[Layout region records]
-=-=-=-=-

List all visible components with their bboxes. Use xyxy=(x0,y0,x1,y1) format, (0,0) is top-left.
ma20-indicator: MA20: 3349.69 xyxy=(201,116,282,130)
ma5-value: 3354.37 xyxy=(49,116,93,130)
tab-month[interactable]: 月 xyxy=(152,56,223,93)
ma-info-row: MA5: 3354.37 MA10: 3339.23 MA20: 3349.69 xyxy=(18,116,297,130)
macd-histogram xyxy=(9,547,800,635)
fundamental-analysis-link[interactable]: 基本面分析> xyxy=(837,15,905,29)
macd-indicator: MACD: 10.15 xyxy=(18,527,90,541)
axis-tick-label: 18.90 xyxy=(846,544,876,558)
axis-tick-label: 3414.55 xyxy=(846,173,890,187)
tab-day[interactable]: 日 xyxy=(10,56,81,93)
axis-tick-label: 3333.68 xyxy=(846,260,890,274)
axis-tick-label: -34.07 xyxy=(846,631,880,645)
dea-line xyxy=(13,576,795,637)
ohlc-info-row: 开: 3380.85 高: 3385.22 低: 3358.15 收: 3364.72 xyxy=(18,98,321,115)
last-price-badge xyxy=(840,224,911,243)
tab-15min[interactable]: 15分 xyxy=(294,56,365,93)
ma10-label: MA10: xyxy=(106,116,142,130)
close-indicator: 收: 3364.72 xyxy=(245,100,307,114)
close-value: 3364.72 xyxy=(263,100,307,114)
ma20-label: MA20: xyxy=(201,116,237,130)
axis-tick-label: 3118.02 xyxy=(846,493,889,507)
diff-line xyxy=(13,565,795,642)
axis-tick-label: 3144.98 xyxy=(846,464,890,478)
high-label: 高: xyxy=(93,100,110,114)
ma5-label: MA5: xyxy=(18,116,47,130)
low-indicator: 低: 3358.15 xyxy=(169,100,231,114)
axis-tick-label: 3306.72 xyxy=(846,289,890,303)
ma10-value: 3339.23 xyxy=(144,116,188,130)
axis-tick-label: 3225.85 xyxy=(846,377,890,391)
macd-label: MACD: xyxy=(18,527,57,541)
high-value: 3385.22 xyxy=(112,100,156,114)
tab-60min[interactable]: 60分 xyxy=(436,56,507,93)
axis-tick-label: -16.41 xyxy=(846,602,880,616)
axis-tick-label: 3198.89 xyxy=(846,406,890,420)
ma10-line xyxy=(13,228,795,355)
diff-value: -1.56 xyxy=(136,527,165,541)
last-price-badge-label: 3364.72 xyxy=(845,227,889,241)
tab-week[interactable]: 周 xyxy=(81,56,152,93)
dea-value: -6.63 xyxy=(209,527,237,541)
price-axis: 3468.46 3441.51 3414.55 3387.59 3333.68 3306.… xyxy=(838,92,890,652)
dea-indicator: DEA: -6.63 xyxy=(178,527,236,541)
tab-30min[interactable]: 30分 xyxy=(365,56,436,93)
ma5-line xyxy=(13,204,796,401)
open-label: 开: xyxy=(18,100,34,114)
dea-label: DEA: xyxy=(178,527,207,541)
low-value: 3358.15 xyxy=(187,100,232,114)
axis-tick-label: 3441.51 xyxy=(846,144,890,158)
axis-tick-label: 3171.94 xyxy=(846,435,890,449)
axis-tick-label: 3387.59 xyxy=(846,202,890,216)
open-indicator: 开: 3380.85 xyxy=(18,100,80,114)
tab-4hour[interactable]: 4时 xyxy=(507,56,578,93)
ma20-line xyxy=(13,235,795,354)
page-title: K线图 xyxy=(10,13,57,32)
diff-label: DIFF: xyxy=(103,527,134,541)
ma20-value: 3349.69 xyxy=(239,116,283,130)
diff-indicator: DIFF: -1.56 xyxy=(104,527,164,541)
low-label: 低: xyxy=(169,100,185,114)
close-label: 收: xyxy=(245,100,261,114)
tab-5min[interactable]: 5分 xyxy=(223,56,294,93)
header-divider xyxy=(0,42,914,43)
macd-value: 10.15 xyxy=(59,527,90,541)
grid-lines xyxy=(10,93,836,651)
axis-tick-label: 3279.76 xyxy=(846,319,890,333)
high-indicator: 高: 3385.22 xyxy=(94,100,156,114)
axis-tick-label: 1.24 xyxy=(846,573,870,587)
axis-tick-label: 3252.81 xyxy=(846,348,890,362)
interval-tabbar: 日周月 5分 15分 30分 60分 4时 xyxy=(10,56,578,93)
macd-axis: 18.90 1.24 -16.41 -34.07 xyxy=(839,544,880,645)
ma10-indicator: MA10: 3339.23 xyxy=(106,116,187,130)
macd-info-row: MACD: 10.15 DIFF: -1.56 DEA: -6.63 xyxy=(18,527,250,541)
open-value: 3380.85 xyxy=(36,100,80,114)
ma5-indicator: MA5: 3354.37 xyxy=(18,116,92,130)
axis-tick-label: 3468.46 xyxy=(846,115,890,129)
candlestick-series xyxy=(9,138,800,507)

-=-=-=-=-

**REQUIRED TASK**.
Rewrite every one of the lines above, substituting "y-axis-label" for each occurrence of "axis-tick-label" and keeping everything else the same.

**RESULT FOR THIS EXERCISE**.
List all visible components with their bboxes. Use xyxy=(x0,y0,x1,y1) format, (0,0) is top-left.
ma20-indicator: MA20: 3349.69 xyxy=(201,116,282,130)
ma5-value: 3354.37 xyxy=(49,116,93,130)
tab-month[interactable]: 月 xyxy=(152,56,223,93)
ma-info-row: MA5: 3354.37 MA10: 3339.23 MA20: 3349.69 xyxy=(18,116,297,130)
macd-histogram xyxy=(9,547,800,635)
fundamental-analysis-link[interactable]: 基本面分析> xyxy=(837,15,905,29)
macd-indicator: MACD: 10.15 xyxy=(18,527,90,541)
y-axis-label: 18.90 xyxy=(846,544,876,558)
y-axis-label: 3414.55 xyxy=(846,173,890,187)
tab-day[interactable]: 日 xyxy=(10,56,81,93)
y-axis-label: 3333.68 xyxy=(846,260,890,274)
y-axis-label: -34.07 xyxy=(846,631,880,645)
dea-line xyxy=(13,576,795,637)
ohlc-info-row: 开: 3380.85 高: 3385.22 低: 3358.15 收: 3364.72 xyxy=(18,98,321,115)
last-price-badge xyxy=(840,224,911,243)
tab-15min[interactable]: 15分 xyxy=(294,56,365,93)
ma10-label: MA10: xyxy=(106,116,142,130)
close-indicator: 收: 3364.72 xyxy=(245,100,307,114)
close-value: 3364.72 xyxy=(263,100,307,114)
ma20-label: MA20: xyxy=(201,116,237,130)
y-axis-label: 3118.02 xyxy=(846,493,889,507)
diff-line xyxy=(13,565,795,642)
y-axis-label: 3144.98 xyxy=(846,464,890,478)
high-label: 高: xyxy=(93,100,110,114)
ma5-label: MA5: xyxy=(18,116,47,130)
low-indicator: 低: 3358.15 xyxy=(169,100,231,114)
y-axis-label: 3306.72 xyxy=(846,289,890,303)
ma10-value: 3339.23 xyxy=(144,116,188,130)
y-axis-label: 3225.85 xyxy=(846,377,890,391)
macd-label: MACD: xyxy=(18,527,57,541)
high-value: 3385.22 xyxy=(112,100,156,114)
tab-60min[interactable]: 60分 xyxy=(436,56,507,93)
y-axis-label: -16.41 xyxy=(846,602,880,616)
y-axis-label: 3198.89 xyxy=(846,406,890,420)
ma10-line xyxy=(13,228,795,355)
diff-value: -1.56 xyxy=(136,527,165,541)
last-price-badge-label: 3364.72 xyxy=(845,227,889,241)
tab-week[interactable]: 周 xyxy=(81,56,152,93)
dea-value: -6.63 xyxy=(209,527,237,541)
price-axis: 3468.46 3441.51 3414.55 3387.59 3333.68 3306.… xyxy=(838,92,890,652)
dea-indicator: DEA: -6.63 xyxy=(178,527,236,541)
tab-30min[interactable]: 30分 xyxy=(365,56,436,93)
ma5-line xyxy=(13,204,796,401)
open-label: 开: xyxy=(18,100,34,114)
dea-label: DEA: xyxy=(178,527,207,541)
low-value: 3358.15 xyxy=(187,100,232,114)
y-axis-label: 3441.51 xyxy=(846,144,890,158)
y-axis-label: 3171.94 xyxy=(846,435,890,449)
y-axis-label: 3387.59 xyxy=(846,202,890,216)
open-indicator: 开: 3380.85 xyxy=(18,100,80,114)
tab-4hour[interactable]: 4时 xyxy=(507,56,578,93)
ma20-line xyxy=(13,235,795,354)
page-title: K线图 xyxy=(10,13,57,32)
diff-label: DIFF: xyxy=(103,527,134,541)
ma20-value: 3349.69 xyxy=(239,116,283,130)
diff-indicator: DIFF: -1.56 xyxy=(104,527,164,541)
low-label: 低: xyxy=(169,100,185,114)
close-label: 收: xyxy=(245,100,261,114)
tab-5min[interactable]: 5分 xyxy=(223,56,294,93)
header-divider xyxy=(0,42,914,43)
macd-value: 10.15 xyxy=(59,527,90,541)
grid-lines xyxy=(10,93,836,651)
y-axis-label: 3279.76 xyxy=(846,319,890,333)
high-indicator: 高: 3385.22 xyxy=(94,100,156,114)
y-axis-label: 1.24 xyxy=(846,573,870,587)
y-axis-label: 3252.81 xyxy=(846,348,890,362)
interval-tabbar: 日周月 5分 15分 30分 60分 4时 xyxy=(10,56,578,93)
macd-axis: 18.90 1.24 -16.41 -34.07 xyxy=(839,544,880,645)
ma10-indicator: MA10: 3339.23 xyxy=(106,116,187,130)
macd-info-row: MACD: 10.15 DIFF: -1.56 DEA: -6.63 xyxy=(18,527,250,541)
open-value: 3380.85 xyxy=(36,100,80,114)
ma5-indicator: MA5: 3354.37 xyxy=(18,116,92,130)
y-axis-label: 3468.46 xyxy=(846,115,890,129)
candlestick-series xyxy=(9,138,800,507)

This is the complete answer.